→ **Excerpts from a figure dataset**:
------------------------------------

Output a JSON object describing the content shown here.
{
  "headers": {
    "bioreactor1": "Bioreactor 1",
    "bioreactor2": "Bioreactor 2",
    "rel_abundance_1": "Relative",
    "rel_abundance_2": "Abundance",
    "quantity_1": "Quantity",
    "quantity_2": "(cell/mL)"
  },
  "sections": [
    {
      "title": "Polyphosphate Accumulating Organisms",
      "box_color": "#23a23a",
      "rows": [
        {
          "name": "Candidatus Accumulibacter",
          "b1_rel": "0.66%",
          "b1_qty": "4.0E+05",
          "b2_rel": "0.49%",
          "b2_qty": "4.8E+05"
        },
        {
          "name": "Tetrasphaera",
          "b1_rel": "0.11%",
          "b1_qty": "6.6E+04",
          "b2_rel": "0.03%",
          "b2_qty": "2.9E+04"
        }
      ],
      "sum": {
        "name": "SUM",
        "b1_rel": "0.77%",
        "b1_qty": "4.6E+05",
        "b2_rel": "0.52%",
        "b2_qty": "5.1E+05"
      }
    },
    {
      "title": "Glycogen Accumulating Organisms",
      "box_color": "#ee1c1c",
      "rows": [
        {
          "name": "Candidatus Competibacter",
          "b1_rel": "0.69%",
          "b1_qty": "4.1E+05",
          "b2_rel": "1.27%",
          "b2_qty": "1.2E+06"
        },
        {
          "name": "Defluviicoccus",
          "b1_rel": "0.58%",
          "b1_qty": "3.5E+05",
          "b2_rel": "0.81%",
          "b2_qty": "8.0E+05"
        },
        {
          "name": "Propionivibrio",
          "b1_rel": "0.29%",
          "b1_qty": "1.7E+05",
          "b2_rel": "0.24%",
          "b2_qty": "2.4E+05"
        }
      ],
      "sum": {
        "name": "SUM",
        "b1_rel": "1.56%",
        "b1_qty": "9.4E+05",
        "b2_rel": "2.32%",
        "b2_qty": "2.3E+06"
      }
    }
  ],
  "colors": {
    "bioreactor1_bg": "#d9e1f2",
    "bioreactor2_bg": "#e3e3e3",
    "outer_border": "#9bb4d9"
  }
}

------------------------------------

→ **EXERCISE INSTRUCTIONS**: Select every line of the records holding the string "Organisms".

→ **FULL SOLUTION**:
      "title": "Polyphosphate Accumulating Organisms",
      "title": "Glycogen Accumulating Organisms",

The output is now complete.